>> Start DATA LISTING
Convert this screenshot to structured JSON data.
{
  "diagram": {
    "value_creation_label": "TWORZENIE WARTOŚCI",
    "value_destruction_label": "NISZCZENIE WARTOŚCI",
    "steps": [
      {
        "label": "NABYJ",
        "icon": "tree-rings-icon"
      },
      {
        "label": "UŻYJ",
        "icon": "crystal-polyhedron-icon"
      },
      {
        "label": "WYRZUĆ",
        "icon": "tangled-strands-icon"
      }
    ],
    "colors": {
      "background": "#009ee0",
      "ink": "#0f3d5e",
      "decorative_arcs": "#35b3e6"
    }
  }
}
>> End DATA LISTING
YOUR GOAL. Within the data above, pick out all lines holding the word "WARTOŚCI".

SOLUTION TO THIS EXERCISE.
    "value_creation_label": "TWORZENIE WARTOŚCI",
    "value_destruction_label": "NISZCZENIE WARTOŚCI",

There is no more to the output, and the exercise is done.